WORK INSTRUCTIONS:
Copy nothing but the lines below running from the line containing "Output a JSON" through the line containing "Read all visible content and emit it as JSON.", both end lines included.

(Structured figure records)
━━━━

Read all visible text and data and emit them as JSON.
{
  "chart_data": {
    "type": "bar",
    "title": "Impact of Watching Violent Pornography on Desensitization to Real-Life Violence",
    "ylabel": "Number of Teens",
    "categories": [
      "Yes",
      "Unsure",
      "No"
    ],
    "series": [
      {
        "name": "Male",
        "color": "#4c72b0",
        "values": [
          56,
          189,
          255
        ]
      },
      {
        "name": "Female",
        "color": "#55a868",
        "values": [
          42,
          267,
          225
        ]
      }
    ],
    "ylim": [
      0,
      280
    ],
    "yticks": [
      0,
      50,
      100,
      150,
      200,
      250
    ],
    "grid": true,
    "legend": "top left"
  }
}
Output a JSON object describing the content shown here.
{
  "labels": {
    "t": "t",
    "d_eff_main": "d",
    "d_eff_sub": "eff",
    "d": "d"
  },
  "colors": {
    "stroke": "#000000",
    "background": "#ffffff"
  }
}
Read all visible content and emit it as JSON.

━━━━

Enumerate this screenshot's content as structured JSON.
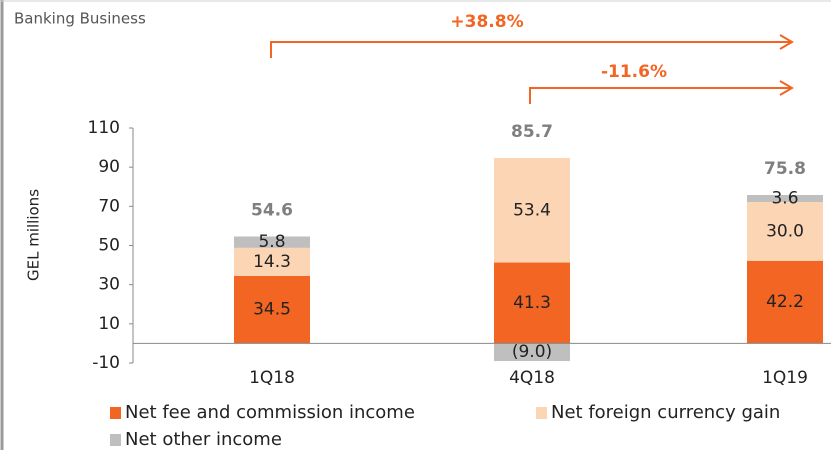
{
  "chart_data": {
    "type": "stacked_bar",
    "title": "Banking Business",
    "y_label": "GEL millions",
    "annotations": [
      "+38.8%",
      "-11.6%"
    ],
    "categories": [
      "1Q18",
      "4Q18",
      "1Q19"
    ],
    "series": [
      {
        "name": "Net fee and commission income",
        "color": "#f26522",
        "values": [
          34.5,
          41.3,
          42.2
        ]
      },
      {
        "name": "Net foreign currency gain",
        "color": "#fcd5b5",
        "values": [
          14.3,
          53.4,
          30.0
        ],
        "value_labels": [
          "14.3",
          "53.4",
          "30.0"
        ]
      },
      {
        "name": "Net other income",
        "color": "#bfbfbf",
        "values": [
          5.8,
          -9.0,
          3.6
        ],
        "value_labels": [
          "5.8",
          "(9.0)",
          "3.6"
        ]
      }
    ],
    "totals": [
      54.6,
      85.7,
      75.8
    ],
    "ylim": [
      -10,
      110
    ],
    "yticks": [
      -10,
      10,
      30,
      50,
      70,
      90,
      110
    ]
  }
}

━━━━

ANSWER FOR THIS EXERCISE:
Output a JSON object describing the content shown here.
{
  "labels": {
    "t": "t",
    "d_eff_main": "d",
    "d_eff_sub": "eff",
    "d": "d"
  },
  "colors": {
    "stroke": "#000000",
    "background": "#ffffff"
  }
}
Read all visible content and emit it as JSON.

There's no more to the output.